------ Exercise materials
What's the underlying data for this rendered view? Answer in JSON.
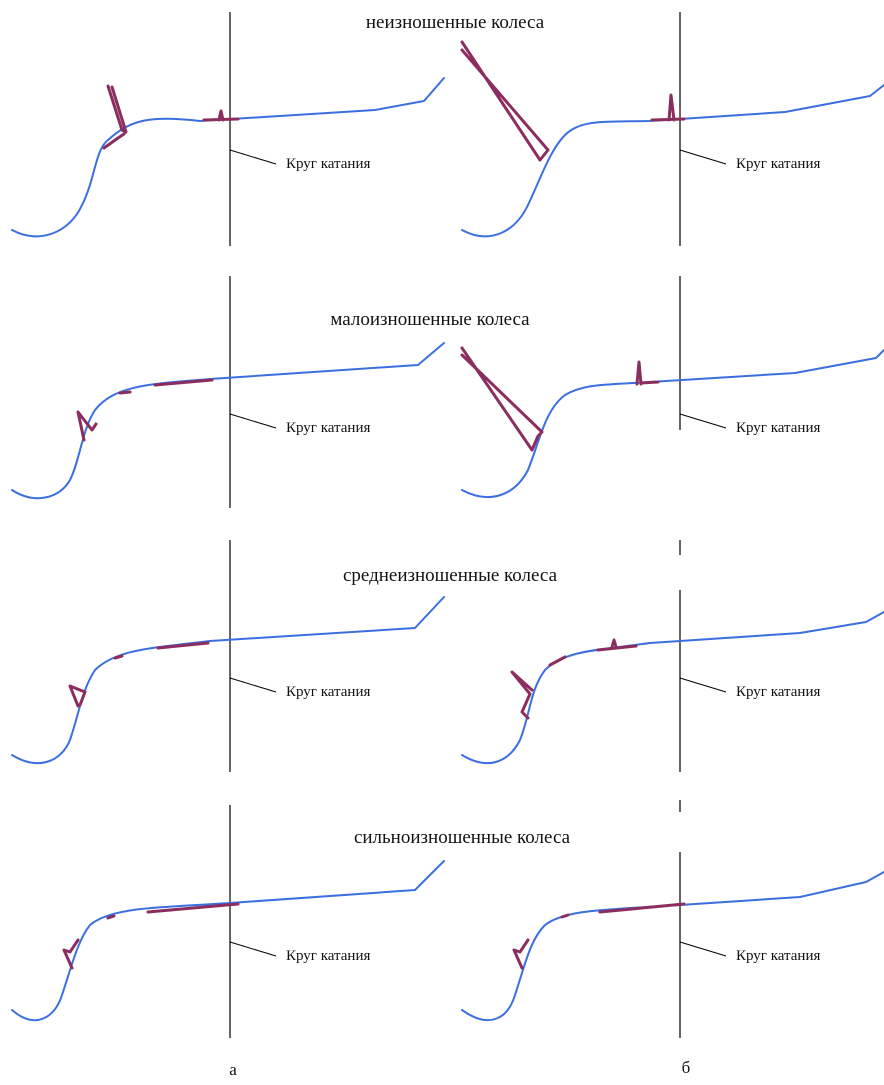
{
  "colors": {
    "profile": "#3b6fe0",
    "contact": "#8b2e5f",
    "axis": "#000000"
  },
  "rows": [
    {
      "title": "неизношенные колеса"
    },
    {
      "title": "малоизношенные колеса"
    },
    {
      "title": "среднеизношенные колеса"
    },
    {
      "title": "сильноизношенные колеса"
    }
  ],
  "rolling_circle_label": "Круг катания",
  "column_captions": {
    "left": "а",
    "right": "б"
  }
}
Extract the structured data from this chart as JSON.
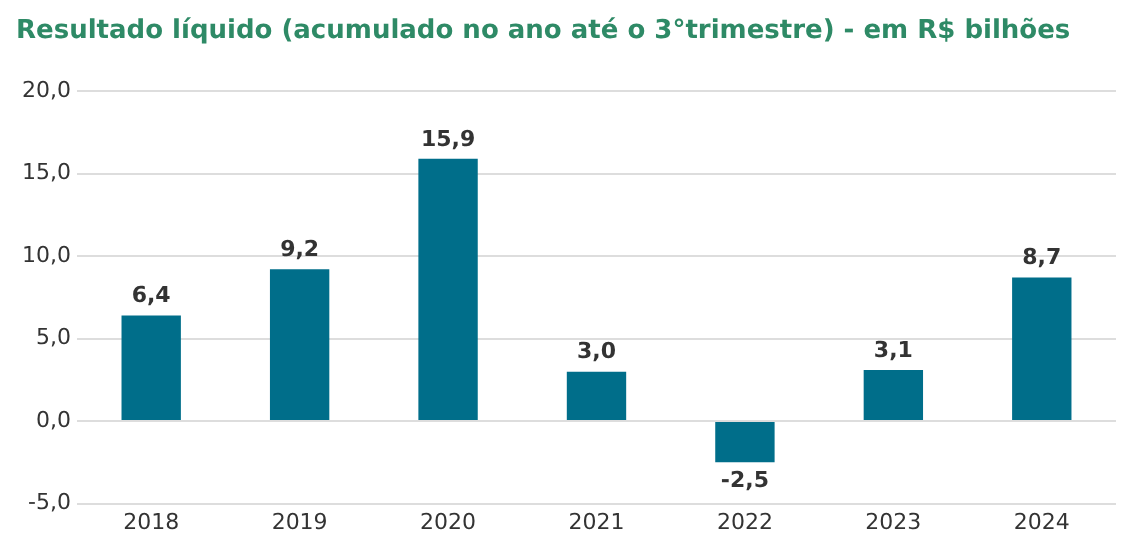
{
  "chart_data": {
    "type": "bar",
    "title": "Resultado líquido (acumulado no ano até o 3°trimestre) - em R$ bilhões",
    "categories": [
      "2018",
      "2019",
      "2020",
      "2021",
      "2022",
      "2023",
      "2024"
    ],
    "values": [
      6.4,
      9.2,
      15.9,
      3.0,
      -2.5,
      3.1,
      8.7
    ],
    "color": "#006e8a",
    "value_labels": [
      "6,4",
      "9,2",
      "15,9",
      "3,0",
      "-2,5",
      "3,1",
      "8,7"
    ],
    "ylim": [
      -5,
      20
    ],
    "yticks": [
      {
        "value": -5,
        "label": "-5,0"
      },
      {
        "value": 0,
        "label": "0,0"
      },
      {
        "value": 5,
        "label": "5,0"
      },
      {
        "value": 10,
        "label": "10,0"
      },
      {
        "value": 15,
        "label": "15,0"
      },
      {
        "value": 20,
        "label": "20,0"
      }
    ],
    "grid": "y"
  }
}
------------
Objective: Extract all the entries word for word; omit any pictures.

Solution to the problem:
What's the underlying data for this rendered view? Answer in JSON.
{
  "colors": {
    "profile": "#3b6fe0",
    "contact": "#8b2e5f",
    "axis": "#000000"
  },
  "rows": [
    {
      "title": "неизношенные колеса"
    },
    {
      "title": "малоизношенные колеса"
    },
    {
      "title": "среднеизношенные колеса"
    },
    {
      "title": "сильноизношенные колеса"
    }
  ],
  "rolling_circle_label": "Круг катания",
  "column_captions": {
    "left": "а",
    "right": "б"
  }
}
Extract the structured data from this chart as JSON.
{
  "chart_data": {
    "type": "bar",
    "title": "Resultado líquido (acumulado no ano até o 3°trimestre) - em R$ bilhões",
    "categories": [
      "2018",
      "2019",
      "2020",
      "2021",
      "2022",
      "2023",
      "2024"
    ],
    "values": [
      6.4,
      9.2,
      15.9,
      3.0,
      -2.5,
      3.1,
      8.7
    ],
    "color": "#006e8a",
    "value_labels": [
      "6,4",
      "9,2",
      "15,9",
      "3,0",
      "-2,5",
      "3,1",
      "8,7"
    ],
    "ylim": [
      -5,
      20
    ],
    "yticks": [
      {
        "value": -5,
        "label": "-5,0"
      },
      {
        "value": 0,
        "label": "0,0"
      },
      {
        "value": 5,
        "label": "5,0"
      },
      {
        "value": 10,
        "label": "10,0"
      },
      {
        "value": 15,
        "label": "15,0"
      },
      {
        "value": 20,
        "label": "20,0"
      }
    ],
    "grid": "y"
  }
}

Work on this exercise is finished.